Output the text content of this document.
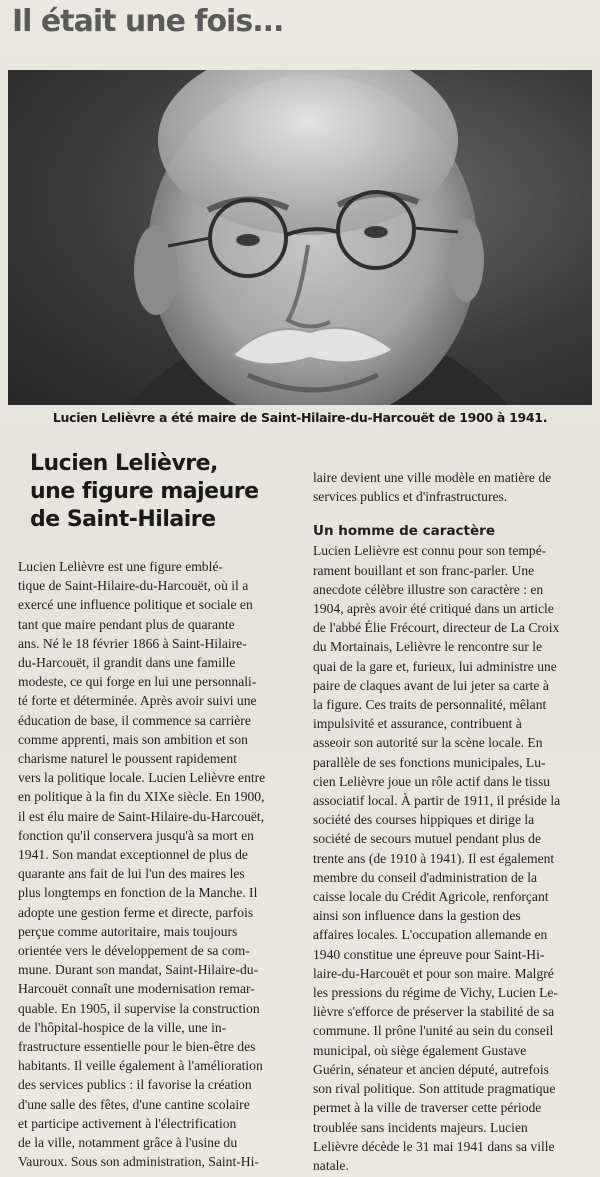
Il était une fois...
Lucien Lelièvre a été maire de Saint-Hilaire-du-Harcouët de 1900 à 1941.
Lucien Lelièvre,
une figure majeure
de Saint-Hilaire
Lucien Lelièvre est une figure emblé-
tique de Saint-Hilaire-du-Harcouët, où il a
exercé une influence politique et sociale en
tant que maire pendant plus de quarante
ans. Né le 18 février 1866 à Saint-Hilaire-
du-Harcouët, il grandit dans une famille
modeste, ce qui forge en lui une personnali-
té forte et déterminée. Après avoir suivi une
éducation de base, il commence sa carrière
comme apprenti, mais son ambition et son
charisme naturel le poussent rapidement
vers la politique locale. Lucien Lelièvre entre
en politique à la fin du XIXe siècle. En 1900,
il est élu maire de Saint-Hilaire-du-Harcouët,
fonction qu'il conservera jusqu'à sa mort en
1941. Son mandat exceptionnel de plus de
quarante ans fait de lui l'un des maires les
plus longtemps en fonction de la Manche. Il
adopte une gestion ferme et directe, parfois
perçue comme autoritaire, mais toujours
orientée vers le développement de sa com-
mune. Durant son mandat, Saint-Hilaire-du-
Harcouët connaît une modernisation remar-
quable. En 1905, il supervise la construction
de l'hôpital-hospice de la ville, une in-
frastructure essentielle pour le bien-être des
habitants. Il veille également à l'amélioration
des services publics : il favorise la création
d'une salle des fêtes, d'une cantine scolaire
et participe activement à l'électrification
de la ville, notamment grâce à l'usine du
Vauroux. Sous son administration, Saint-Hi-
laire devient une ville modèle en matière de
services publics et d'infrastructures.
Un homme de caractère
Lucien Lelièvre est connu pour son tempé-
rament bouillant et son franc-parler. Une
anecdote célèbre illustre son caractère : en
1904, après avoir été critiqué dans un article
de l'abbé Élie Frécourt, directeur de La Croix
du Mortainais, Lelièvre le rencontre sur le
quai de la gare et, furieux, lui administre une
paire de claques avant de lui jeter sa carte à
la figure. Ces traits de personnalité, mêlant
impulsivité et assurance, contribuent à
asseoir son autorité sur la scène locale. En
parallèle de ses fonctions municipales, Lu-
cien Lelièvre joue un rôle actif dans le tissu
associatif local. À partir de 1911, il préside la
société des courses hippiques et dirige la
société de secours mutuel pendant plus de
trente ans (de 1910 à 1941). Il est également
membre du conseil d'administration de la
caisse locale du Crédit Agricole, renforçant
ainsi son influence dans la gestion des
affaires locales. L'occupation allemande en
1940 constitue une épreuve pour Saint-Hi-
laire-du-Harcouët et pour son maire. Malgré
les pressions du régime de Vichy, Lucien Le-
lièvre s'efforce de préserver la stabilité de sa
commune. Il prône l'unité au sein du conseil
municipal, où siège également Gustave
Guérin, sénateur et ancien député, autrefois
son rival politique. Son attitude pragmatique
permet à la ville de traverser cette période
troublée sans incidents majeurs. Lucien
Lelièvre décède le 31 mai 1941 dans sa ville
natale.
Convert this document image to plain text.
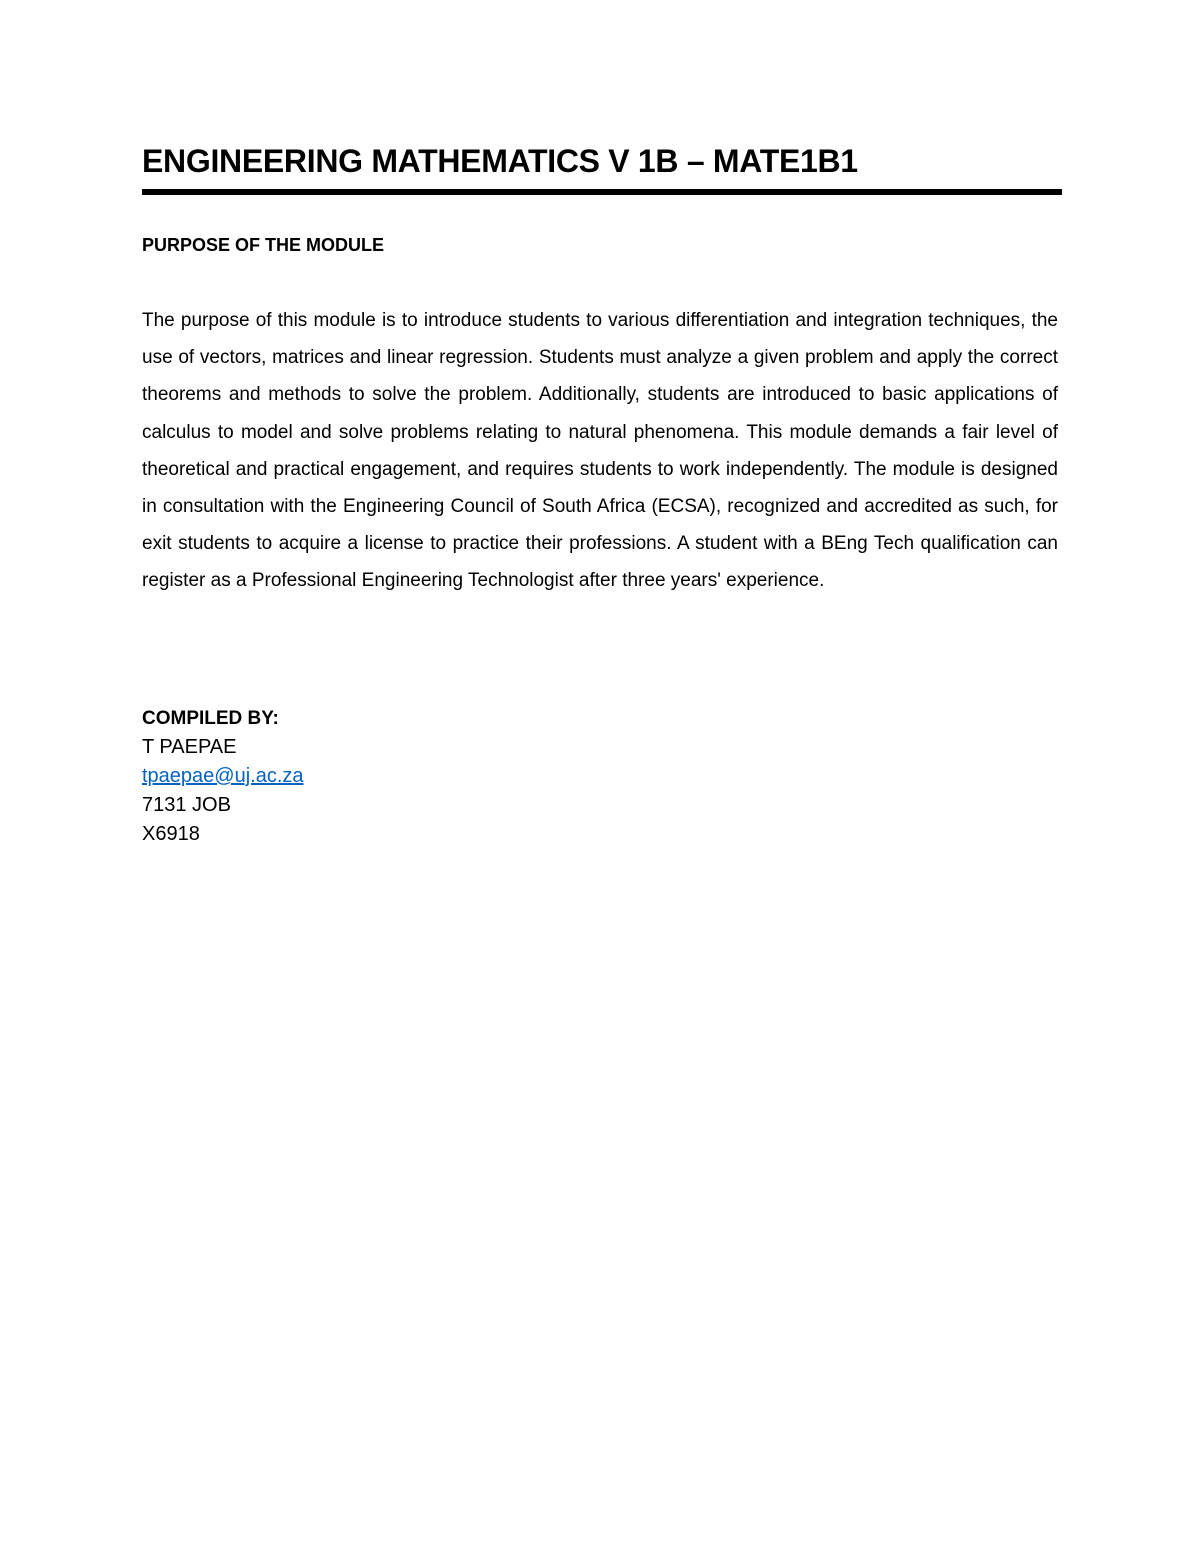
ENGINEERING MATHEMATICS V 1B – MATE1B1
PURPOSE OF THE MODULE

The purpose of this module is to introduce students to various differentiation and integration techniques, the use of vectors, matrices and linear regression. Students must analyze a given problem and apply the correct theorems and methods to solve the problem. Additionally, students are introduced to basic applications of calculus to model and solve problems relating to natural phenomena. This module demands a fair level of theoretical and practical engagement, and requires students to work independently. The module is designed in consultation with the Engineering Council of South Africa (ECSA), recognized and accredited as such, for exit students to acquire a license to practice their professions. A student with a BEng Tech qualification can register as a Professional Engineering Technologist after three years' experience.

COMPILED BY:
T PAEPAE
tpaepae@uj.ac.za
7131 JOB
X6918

### What to do
State how many lines of the records above contain "ville", with no words besides the number.

### Result for this exercise
5